--- begin Material for this task ---
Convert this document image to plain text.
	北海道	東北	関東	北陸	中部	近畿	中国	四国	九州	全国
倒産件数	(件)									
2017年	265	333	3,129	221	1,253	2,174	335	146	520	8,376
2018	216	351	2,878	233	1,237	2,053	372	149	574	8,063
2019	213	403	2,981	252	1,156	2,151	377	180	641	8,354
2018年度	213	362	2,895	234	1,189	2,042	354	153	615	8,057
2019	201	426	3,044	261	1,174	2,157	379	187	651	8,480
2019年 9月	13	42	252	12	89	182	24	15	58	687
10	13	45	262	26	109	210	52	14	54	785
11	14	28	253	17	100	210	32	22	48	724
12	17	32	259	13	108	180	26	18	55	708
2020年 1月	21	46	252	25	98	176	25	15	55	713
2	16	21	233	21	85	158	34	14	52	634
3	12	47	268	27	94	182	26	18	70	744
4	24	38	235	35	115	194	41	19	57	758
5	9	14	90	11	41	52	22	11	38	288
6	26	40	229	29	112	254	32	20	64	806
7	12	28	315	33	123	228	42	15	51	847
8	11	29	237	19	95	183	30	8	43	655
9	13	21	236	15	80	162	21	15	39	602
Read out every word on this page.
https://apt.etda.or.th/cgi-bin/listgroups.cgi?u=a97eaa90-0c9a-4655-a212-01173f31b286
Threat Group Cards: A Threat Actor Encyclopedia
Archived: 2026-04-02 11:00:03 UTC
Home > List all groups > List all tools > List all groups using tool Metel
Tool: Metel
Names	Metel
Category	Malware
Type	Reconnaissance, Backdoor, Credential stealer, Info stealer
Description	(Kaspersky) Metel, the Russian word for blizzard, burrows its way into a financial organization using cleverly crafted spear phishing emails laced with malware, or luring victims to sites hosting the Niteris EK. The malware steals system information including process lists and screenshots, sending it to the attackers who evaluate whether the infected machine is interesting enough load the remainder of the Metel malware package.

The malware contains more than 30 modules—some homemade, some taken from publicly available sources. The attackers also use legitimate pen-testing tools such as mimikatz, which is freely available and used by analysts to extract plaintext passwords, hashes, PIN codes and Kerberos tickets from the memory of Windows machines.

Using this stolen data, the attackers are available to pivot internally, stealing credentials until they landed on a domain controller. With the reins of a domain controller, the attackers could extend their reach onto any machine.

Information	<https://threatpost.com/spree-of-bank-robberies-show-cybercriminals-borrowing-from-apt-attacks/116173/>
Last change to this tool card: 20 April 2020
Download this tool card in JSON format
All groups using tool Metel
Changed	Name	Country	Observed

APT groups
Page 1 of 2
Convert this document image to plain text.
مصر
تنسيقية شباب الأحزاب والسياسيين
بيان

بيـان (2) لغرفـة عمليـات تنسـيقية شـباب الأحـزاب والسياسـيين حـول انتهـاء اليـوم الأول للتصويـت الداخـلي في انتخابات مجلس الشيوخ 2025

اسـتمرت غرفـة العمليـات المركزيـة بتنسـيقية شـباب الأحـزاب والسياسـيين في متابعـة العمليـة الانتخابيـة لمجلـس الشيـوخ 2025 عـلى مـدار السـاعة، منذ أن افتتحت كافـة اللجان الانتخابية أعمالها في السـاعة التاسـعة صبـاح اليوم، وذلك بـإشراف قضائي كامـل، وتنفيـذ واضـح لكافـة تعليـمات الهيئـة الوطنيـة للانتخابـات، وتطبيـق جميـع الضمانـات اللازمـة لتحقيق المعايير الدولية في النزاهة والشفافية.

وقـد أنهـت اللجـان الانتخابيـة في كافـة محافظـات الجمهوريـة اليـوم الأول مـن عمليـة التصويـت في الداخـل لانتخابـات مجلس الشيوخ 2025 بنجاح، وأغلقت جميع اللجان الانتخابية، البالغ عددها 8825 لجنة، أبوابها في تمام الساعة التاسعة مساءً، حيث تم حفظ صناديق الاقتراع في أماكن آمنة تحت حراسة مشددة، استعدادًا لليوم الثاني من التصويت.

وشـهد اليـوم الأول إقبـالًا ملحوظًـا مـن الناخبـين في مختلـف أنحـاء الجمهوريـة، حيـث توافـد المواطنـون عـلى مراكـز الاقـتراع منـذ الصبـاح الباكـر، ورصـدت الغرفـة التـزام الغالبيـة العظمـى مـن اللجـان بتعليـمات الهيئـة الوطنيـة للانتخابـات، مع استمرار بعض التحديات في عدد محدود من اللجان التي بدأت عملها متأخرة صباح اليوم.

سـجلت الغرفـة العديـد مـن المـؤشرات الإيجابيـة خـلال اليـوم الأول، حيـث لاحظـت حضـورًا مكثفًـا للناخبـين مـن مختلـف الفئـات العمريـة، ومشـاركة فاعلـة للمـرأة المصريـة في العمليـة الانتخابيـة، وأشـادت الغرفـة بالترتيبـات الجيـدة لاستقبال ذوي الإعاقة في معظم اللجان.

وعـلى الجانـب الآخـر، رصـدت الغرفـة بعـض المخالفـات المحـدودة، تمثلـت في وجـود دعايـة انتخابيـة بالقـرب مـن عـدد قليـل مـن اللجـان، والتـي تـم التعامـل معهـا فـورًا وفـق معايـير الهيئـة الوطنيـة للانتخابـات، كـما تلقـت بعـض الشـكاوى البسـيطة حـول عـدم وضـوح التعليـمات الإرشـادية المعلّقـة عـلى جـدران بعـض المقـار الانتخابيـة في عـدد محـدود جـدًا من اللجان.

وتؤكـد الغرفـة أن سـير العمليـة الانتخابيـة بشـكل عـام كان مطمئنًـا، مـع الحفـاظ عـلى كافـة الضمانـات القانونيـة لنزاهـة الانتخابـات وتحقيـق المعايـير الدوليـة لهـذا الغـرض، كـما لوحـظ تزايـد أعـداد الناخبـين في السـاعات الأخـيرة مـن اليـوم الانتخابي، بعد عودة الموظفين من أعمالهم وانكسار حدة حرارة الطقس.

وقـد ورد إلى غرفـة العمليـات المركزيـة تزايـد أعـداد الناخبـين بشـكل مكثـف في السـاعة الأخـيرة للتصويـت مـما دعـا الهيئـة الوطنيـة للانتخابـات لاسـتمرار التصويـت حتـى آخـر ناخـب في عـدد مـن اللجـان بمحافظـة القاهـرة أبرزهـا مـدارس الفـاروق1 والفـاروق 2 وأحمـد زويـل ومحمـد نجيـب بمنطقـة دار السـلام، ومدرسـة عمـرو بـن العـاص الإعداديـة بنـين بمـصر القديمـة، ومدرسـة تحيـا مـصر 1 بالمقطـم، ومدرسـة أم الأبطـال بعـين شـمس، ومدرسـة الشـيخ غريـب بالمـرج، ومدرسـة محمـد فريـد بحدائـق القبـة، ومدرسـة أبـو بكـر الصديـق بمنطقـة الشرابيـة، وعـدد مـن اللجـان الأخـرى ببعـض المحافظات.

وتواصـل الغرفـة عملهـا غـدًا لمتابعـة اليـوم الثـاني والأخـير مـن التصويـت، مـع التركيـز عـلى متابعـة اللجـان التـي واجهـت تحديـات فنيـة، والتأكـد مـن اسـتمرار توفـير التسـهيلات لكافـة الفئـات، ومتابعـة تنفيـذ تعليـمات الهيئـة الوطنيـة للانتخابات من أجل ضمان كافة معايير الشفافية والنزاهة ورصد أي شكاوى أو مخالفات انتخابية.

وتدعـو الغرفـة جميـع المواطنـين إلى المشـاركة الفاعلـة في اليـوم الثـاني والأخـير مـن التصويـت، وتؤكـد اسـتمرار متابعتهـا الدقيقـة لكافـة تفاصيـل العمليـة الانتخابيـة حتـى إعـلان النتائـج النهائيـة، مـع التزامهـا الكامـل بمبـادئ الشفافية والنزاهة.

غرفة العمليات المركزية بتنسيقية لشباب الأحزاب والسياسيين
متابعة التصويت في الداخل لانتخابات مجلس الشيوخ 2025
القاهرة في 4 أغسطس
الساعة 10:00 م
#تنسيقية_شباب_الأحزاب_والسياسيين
--- end Material for this task ---
In the listing above, locate each line with "متابعـة" and copy it.

اسـتمرت غرفـة العمليـات المركزيـة بتنسـيقية شـباب الأحـزاب والسياسـيين في متابعـة العمليـة الانتخابيـة لمجلـس الشيـوخ 2025 عـلى مـدار السـاعة، منذ أن افتتحت كافـة اللجان الانتخابية أعمالها في السـاعة التاسـعة صبـاح اليوم، وذلك بـإشراف قضائي كامـل، وتنفيـذ واضـح لكافـة تعليـمات الهيئـة الوطنيـة للانتخابـات، وتطبيـق جميـع الضمانـات اللازمـة لتحقيق المعايير الدولية في النزاهة والشفافية.
وتواصـل الغرفـة عملهـا غـدًا لمتابعـة اليـوم الثـاني والأخـير مـن التصويـت، مـع التركيـز عـلى متابعـة اللجـان التـي واجهـت تحديـات فنيـة، والتأكـد مـن اسـتمرار توفـير التسـهيلات لكافـة الفئـات، ومتابعـة تنفيـذ تعليـمات الهيئـة الوطنيـة للانتخابات من أجل ضمان كافة معايير الشفافية والنزاهة ورصد أي شكاوى أو مخالفات انتخابية.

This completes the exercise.